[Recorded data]
= = = = = = =

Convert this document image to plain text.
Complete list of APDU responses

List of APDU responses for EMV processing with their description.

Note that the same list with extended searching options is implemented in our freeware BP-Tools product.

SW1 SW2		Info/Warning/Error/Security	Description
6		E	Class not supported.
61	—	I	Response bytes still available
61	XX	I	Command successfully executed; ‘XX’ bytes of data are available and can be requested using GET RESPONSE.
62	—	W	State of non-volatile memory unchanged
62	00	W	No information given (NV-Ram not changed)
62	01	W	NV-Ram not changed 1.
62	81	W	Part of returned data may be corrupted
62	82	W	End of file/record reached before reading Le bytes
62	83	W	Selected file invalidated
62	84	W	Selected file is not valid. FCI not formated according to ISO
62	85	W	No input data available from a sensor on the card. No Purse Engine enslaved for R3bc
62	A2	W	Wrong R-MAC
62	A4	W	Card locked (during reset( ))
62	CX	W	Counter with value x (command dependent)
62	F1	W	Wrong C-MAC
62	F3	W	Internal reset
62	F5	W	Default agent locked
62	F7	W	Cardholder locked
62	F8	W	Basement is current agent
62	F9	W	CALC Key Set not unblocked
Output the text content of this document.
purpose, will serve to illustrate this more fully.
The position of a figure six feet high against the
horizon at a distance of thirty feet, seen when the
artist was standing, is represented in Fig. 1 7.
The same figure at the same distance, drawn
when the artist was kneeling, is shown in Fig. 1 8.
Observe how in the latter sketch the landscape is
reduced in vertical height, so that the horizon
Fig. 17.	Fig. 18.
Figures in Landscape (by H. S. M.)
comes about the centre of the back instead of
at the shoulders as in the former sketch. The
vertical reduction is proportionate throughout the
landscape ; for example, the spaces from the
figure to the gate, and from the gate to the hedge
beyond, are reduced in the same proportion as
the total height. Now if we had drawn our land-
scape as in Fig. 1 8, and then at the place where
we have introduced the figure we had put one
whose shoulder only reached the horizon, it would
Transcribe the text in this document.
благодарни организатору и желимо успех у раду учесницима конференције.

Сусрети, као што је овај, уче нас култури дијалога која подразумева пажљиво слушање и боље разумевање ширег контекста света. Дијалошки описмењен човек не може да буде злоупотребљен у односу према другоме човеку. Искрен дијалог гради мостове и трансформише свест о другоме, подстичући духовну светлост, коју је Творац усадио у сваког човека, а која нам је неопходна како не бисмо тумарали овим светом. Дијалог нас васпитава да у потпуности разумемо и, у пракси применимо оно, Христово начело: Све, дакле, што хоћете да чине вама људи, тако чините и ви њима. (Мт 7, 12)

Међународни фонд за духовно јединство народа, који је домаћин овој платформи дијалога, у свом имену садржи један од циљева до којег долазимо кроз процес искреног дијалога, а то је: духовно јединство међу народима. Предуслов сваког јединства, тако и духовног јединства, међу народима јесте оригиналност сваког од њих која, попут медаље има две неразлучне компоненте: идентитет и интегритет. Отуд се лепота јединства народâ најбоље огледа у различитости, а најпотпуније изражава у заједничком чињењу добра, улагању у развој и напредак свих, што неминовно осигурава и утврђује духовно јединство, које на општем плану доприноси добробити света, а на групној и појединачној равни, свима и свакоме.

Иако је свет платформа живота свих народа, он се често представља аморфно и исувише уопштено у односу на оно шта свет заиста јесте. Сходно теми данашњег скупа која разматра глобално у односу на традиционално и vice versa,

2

= = = = = = =

Show every line of the listing in which the string "with" can be found.

List of APDU responses for EMV processing with their description.
Note that the same list with extended searching options is implemented in our freeware BP-Tools product.
62	CX	W	Counter with value x (command dependent)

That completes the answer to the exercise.